Collected data:
● ● ● ● ●

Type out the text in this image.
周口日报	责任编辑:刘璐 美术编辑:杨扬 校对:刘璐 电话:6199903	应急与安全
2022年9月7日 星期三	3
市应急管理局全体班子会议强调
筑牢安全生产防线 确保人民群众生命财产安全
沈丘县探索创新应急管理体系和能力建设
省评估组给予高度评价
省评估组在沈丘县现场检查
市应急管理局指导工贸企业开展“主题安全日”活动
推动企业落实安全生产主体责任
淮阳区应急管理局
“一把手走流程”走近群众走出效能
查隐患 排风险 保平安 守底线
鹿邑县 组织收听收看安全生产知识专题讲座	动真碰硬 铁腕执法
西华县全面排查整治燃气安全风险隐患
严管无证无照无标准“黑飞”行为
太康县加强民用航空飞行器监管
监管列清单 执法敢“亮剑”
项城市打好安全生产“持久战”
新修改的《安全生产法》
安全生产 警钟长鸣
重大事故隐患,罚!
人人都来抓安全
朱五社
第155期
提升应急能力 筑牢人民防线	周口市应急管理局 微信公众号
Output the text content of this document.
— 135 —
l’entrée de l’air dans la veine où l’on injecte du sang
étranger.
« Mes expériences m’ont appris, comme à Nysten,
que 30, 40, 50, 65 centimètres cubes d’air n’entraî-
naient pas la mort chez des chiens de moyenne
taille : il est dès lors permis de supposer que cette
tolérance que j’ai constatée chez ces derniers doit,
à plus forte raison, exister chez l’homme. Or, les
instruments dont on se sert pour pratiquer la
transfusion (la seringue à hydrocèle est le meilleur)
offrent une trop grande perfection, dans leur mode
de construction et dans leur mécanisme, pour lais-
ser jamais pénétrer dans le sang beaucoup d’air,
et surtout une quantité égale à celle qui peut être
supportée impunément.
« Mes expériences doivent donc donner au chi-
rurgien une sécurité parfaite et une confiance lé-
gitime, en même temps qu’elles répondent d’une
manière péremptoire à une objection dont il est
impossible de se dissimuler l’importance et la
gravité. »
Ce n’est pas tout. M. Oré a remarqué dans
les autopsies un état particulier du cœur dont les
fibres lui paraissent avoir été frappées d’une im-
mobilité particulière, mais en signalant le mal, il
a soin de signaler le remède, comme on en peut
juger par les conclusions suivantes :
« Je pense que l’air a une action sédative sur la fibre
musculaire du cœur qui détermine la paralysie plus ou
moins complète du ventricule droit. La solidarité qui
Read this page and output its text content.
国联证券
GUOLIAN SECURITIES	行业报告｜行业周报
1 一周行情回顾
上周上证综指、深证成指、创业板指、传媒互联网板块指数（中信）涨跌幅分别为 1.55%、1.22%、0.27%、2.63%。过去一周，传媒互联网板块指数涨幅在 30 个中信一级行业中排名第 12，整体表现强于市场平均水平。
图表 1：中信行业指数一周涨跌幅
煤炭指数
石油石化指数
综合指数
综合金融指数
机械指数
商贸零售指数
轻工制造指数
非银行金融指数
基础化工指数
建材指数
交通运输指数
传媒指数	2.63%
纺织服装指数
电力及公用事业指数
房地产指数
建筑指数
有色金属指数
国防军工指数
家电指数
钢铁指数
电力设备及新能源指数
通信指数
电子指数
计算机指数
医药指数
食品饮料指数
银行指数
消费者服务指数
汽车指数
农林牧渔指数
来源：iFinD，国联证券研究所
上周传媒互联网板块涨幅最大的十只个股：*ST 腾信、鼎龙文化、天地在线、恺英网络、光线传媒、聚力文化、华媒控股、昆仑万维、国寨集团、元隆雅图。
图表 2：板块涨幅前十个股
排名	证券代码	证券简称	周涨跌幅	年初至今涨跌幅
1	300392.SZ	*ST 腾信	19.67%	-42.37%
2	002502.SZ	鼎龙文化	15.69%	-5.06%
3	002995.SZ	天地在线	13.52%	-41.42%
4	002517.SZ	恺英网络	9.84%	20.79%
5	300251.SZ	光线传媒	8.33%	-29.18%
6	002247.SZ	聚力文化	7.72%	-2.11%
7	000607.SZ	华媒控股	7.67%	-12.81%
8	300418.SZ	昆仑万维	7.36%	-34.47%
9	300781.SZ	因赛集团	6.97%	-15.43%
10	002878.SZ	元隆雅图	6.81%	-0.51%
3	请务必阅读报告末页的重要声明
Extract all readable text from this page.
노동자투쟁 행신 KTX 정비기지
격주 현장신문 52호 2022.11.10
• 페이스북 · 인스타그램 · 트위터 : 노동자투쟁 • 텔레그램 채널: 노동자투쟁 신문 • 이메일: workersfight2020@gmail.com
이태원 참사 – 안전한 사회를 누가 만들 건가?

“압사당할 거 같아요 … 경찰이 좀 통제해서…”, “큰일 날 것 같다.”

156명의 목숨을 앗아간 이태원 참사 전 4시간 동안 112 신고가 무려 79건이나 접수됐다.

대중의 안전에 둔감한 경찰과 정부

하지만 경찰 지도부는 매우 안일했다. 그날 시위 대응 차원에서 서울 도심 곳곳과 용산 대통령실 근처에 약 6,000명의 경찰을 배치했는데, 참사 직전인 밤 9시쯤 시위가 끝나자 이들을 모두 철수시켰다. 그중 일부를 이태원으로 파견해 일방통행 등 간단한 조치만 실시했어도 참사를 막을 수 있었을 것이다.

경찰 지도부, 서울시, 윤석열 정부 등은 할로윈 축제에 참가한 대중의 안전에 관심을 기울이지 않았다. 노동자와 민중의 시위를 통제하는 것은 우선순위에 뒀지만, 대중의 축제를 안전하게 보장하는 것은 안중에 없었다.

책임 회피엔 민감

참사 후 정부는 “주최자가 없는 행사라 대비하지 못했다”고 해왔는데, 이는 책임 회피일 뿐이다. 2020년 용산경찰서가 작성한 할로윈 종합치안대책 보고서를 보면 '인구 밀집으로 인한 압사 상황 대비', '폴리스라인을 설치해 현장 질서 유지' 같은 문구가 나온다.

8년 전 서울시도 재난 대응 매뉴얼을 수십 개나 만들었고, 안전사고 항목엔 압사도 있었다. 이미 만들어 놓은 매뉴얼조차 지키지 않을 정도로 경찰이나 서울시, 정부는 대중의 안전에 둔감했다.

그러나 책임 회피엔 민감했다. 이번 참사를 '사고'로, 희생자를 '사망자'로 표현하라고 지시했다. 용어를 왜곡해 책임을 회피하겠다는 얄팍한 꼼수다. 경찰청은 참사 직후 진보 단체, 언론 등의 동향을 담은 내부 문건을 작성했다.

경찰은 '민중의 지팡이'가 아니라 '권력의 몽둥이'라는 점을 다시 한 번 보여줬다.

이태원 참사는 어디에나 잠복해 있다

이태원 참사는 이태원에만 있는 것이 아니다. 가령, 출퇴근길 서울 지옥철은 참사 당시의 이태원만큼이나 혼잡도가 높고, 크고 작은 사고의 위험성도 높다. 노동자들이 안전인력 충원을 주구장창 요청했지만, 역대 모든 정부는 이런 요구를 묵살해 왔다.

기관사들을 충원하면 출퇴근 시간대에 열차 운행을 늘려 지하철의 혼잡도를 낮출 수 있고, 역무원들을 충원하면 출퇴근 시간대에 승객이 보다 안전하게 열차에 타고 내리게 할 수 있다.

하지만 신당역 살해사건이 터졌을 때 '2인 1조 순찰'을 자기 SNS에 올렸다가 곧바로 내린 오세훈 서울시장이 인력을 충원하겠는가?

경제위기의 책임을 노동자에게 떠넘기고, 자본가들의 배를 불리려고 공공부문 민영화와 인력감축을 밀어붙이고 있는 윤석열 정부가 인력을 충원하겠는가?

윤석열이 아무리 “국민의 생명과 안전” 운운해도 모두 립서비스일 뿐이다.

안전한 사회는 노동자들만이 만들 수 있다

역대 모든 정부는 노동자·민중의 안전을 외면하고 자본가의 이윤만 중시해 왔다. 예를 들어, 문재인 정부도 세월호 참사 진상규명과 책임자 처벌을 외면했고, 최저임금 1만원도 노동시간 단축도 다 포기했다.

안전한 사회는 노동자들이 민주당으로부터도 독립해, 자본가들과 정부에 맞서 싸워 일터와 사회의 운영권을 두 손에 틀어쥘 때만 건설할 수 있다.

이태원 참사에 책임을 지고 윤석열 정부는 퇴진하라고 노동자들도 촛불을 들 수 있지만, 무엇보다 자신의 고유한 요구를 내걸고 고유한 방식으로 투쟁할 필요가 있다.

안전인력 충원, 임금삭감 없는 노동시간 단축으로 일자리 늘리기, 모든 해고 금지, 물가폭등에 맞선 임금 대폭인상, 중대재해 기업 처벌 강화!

● ● ● ● ●

Work to complete: Using the records above, gather all lines where the string "pour" is present.

Solved problem:
instruments dont on se sert pour pratiquer la
de construction et dans leur mécanisme, pour lais-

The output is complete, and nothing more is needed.